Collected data
----

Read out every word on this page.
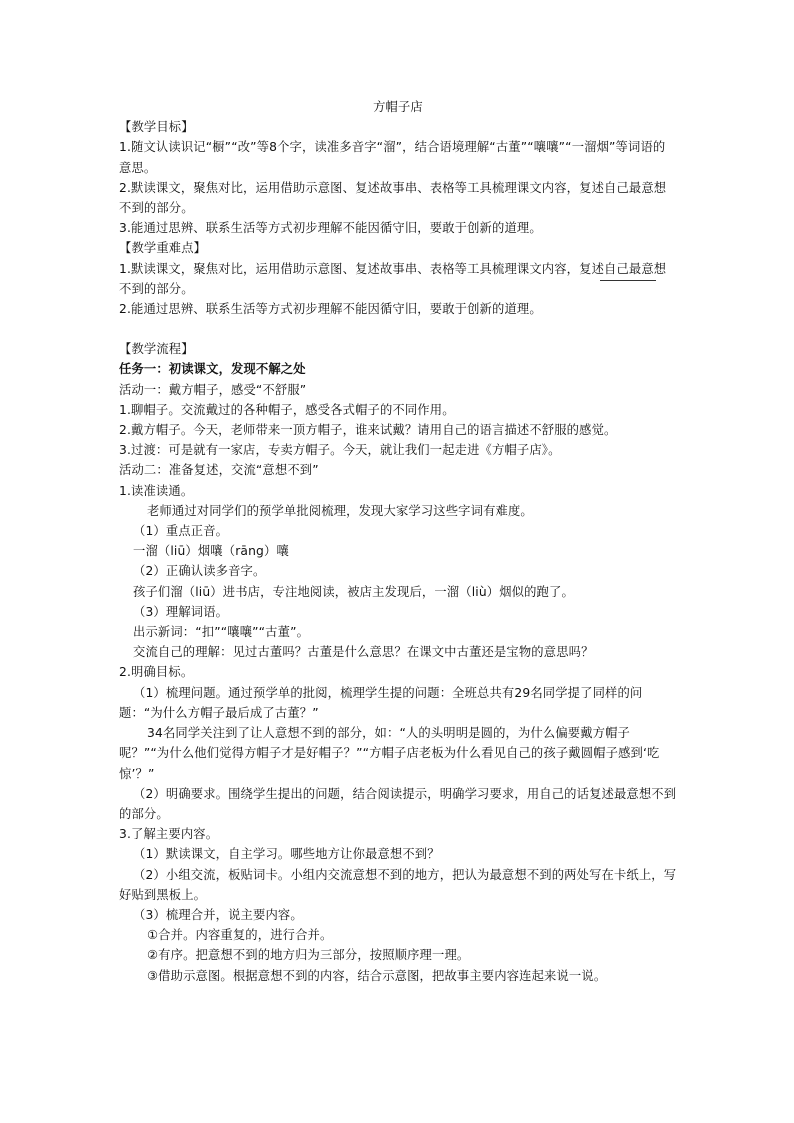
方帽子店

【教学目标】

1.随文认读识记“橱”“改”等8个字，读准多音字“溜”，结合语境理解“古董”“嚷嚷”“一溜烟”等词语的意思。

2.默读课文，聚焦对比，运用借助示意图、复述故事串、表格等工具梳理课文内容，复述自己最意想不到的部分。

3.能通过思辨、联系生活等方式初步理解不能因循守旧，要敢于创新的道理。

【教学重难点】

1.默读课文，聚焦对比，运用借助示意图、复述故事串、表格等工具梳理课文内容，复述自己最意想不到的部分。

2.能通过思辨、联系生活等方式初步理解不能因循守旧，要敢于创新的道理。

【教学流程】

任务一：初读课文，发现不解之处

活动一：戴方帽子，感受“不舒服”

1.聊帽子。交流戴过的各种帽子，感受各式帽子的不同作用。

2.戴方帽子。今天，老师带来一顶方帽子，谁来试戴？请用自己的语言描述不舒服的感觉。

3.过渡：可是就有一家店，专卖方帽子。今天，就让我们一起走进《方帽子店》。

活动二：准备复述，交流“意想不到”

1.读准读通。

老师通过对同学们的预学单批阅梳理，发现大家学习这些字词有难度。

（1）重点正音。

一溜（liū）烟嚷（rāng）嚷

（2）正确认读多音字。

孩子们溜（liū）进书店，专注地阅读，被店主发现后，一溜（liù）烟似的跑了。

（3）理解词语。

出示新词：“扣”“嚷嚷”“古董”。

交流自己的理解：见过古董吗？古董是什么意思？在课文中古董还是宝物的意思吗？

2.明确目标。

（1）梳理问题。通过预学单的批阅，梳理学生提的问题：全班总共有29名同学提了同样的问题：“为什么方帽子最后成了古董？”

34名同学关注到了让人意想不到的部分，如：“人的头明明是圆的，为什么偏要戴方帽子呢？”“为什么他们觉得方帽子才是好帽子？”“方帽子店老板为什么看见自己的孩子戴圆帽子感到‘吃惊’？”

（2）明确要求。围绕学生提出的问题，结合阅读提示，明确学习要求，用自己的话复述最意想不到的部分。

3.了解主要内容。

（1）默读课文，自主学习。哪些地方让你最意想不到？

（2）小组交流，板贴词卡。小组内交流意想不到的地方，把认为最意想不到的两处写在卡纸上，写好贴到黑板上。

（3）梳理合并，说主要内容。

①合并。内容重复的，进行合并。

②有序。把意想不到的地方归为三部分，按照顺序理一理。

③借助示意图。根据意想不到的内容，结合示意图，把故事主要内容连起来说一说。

----

#### PROBLEM TO SOLVE
Show every line in the records above that contains the word "默读课文".

#### RESPONSE TO THIS EXERCISE
2.默读课文，聚焦对比，运用借助示意图、复述故事串、表格等工具梳理课文内容，复述自己最意想不到的部分。
1.默读课文，聚焦对比，运用借助示意图、复述故事串、表格等工具梳理课文内容，复述自己最意想不到的部分。
（1）默读课文，自主学习。哪些地方让你最意想不到？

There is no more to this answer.